> **REQUIREMENTS**
Your task is to repeat all of the material exactly.

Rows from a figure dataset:
**********
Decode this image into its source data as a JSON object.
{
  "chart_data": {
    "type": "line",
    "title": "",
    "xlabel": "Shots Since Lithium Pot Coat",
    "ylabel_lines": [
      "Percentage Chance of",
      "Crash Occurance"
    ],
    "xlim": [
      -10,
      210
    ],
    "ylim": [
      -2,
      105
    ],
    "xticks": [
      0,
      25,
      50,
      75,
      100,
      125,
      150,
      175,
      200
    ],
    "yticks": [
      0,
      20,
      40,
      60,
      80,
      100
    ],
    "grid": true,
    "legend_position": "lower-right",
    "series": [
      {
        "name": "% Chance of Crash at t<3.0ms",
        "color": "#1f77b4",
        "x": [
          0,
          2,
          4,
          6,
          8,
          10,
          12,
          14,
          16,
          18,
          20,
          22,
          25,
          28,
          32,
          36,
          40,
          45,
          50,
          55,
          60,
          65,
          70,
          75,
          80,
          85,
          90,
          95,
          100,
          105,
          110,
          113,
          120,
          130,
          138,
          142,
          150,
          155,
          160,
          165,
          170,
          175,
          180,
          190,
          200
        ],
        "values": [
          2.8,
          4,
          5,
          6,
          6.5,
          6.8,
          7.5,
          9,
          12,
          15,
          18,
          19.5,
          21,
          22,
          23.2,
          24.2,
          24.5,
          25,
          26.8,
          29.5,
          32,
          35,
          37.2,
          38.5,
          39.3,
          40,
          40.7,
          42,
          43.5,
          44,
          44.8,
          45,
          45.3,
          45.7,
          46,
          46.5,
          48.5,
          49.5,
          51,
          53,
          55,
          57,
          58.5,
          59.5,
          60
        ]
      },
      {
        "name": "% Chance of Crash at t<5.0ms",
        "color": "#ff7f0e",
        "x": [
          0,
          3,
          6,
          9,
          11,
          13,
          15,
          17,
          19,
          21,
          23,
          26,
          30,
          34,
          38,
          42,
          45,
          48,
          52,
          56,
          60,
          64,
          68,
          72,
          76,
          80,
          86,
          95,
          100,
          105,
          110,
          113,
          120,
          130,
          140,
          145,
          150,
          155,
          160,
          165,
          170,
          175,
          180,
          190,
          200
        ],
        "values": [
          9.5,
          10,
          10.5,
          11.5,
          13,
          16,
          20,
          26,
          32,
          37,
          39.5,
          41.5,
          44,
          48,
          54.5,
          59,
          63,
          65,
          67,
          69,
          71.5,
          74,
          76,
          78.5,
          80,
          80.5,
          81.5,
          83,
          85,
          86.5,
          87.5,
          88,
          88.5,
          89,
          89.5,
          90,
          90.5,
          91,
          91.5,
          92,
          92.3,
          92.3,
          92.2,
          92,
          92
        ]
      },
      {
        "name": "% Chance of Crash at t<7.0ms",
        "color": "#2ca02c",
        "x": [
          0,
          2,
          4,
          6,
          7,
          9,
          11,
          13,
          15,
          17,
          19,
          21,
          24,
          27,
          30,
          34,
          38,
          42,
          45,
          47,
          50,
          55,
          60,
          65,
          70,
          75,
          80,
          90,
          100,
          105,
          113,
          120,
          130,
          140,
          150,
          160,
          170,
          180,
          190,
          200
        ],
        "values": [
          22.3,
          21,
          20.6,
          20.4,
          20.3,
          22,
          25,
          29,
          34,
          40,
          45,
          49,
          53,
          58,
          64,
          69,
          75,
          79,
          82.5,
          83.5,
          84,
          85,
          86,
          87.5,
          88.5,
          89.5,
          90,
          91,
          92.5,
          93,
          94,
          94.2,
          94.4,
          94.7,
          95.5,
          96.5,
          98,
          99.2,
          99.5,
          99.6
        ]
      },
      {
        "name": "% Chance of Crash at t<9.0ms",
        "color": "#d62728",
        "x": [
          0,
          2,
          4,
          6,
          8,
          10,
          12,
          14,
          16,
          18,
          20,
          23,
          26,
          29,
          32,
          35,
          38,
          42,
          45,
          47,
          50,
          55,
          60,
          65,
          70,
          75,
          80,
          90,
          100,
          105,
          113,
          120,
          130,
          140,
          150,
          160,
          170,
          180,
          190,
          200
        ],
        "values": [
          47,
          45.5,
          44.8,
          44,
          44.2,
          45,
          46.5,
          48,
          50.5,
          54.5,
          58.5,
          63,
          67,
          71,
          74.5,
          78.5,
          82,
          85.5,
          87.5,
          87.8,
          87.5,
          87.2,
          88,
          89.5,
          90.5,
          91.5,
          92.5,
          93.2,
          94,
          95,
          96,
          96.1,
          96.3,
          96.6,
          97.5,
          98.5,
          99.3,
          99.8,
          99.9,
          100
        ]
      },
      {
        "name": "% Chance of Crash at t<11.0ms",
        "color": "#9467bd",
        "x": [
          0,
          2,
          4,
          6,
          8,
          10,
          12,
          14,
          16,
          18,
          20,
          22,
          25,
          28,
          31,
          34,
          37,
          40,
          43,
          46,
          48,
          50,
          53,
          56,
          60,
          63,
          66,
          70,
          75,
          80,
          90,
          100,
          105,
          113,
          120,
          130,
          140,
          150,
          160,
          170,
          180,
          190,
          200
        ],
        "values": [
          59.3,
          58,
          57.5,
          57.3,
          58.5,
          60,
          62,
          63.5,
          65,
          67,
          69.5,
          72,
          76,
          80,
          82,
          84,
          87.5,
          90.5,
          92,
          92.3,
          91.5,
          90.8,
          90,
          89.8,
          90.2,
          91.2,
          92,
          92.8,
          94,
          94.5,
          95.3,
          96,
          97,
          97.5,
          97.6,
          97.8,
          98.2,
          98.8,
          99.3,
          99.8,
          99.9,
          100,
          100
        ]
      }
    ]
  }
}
**********
> **ANSWER TO THIS PROBLEM**
Decode this image into its source data as a JSON object.
{
  "chart_data": {
    "type": "line",
    "title": "",
    "xlabel": "Shots Since Lithium Pot Coat",
    "ylabel_lines": [
      "Percentage Chance of",
      "Crash Occurance"
    ],
    "xlim": [
      -10,
      210
    ],
    "ylim": [
      -2,
      105
    ],
    "xticks": [
      0,
      25,
      50,
      75,
      100,
      125,
      150,
      175,
      200
    ],
    "yticks": [
      0,
      20,
      40,
      60,
      80,
      100
    ],
    "grid": true,
    "legend_position": "lower-right",
    "series": [
      {
        "name": "% Chance of Crash at t<3.0ms",
        "color": "#1f77b4",
        "x": [
          0,
          2,
          4,
          6,
          8,
          10,
          12,
          14,
          16,
          18,
          20,
          22,
          25,
          28,
          32,
          36,
          40,
          45,
          50,
          55,
          60,
          65,
          70,
          75,
          80,
          85,
          90,
          95,
          100,
          105,
          110,
          113,
          120,
          130,
          138,
          142,
          150,
          155,
          160,
          165,
          170,
          175,
          180,
          190,
          200
        ],
        "values": [
          2.8,
          4,
          5,
          6,
          6.5,
          6.8,
          7.5,
          9,
          12,
          15,
          18,
          19.5,
          21,
          22,
          23.2,
          24.2,
          24.5,
          25,
          26.8,
          29.5,
          32,
          35,
          37.2,
          38.5,
          39.3,
          40,
          40.7,
          42,
          43.5,
          44,
          44.8,
          45,
          45.3,
          45.7,
          46,
          46.5,
          48.5,
          49.5,
          51,
          53,
          55,
          57,
          58.5,
          59.5,
          60
        ]
      },
      {
        "name": "% Chance of Crash at t<5.0ms",
        "color": "#ff7f0e",
        "x": [
          0,
          3,
          6,
          9,
          11,
          13,
          15,
          17,
          19,
          21,
          23,
          26,
          30,
          34,
          38,
          42,
          45,
          48,
          52,
          56,
          60,
          64,
          68,
          72,
          76,
          80,
          86,
          95,
          100,
          105,
          110,
          113,
          120,
          130,
          140,
          145,
          150,
          155,
          160,
          165,
          170,
          175,
          180,
          190,
          200
        ],
        "values": [
          9.5,
          10,
          10.5,
          11.5,
          13,
          16,
          20,
          26,
          32,
          37,
          39.5,
          41.5,
          44,
          48,
          54.5,
          59,
          63,
          65,
          67,
          69,
          71.5,
          74,
          76,
          78.5,
          80,
          80.5,
          81.5,
          83,
          85,
          86.5,
          87.5,
          88,
          88.5,
          89,
          89.5,
          90,
          90.5,
          91,
          91.5,
          92,
          92.3,
          92.3,
          92.2,
          92,
          92
        ]
      },
      {
        "name": "% Chance of Crash at t<7.0ms",
        "color": "#2ca02c",
        "x": [
          0,
          2,
          4,
          6,
          7,
          9,
          11,
          13,
          15,
          17,
          19,
          21,
          24,
          27,
          30,
          34,
          38,
          42,
          45,
          47,
          50,
          55,
          60,
          65,
          70,
          75,
          80,
          90,
          100,
          105,
          113,
          120,
          130,
          140,
          150,
          160,
          170,
          180,
          190,
          200
        ],
        "values": [
          22.3,
          21,
          20.6,
          20.4,
          20.3,
          22,
          25,
          29,
          34,
          40,
          45,
          49,
          53,
          58,
          64,
          69,
          75,
          79,
          82.5,
          83.5,
          84,
          85,
          86,
          87.5,
          88.5,
          89.5,
          90,
          91,
          92.5,
          93,
          94,
          94.2,
          94.4,
          94.7,
          95.5,
          96.5,
          98,
          99.2,
          99.5,
          99.6
        ]
      },
      {
        "name": "% Chance of Crash at t<9.0ms",
        "color": "#d62728",
        "x": [
          0,
          2,
          4,
          6,
          8,
          10,
          12,
          14,
          16,
          18,
          20,
          23,
          26,
          29,
          32,
          35,
          38,
          42,
          45,
          47,
          50,
          55,
          60,
          65,
          70,
          75,
          80,
          90,
          100,
          105,
          113,
          120,
          130,
          140,
          150,
          160,
          170,
          180,
          190,
          200
        ],
        "values": [
          47,
          45.5,
          44.8,
          44,
          44.2,
          45,
          46.5,
          48,
          50.5,
          54.5,
          58.5,
          63,
          67,
          71,
          74.5,
          78.5,
          82,
          85.5,
          87.5,
          87.8,
          87.5,
          87.2,
          88,
          89.5,
          90.5,
          91.5,
          92.5,
          93.2,
          94,
          95,
          96,
          96.1,
          96.3,
          96.6,
          97.5,
          98.5,
          99.3,
          99.8,
          99.9,
          100
        ]
      },
      {
        "name": "% Chance of Crash at t<11.0ms",
        "color": "#9467bd",
        "x": [
          0,
          2,
          4,
          6,
          8,
          10,
          12,
          14,
          16,
          18,
          20,
          22,
          25,
          28,
          31,
          34,
          37,
          40,
          43,
          46,
          48,
          50,
          53,
          56,
          60,
          63,
          66,
          70,
          75,
          80,
          90,
          100,
          105,
          113,
          120,
          130,
          140,
          150,
          160,
          170,
          180,
          190,
          200
        ],
        "values": [
          59.3,
          58,
          57.5,
          57.3,
          58.5,
          60,
          62,
          63.5,
          65,
          67,
          69.5,
          72,
          76,
          80,
          82,
          84,
          87.5,
          90.5,
          92,
          92.3,
          91.5,
          90.8,
          90,
          89.8,
          90.2,
          91.2,
          92,
          92.8,
          94,
          94.5,
          95.3,
          96,
          97,
          97.5,
          97.6,
          97.8,
          98.2,
          98.8,
          99.3,
          99.8,
          99.9,
          100,
          100
        ]
      }
    ]
  }
}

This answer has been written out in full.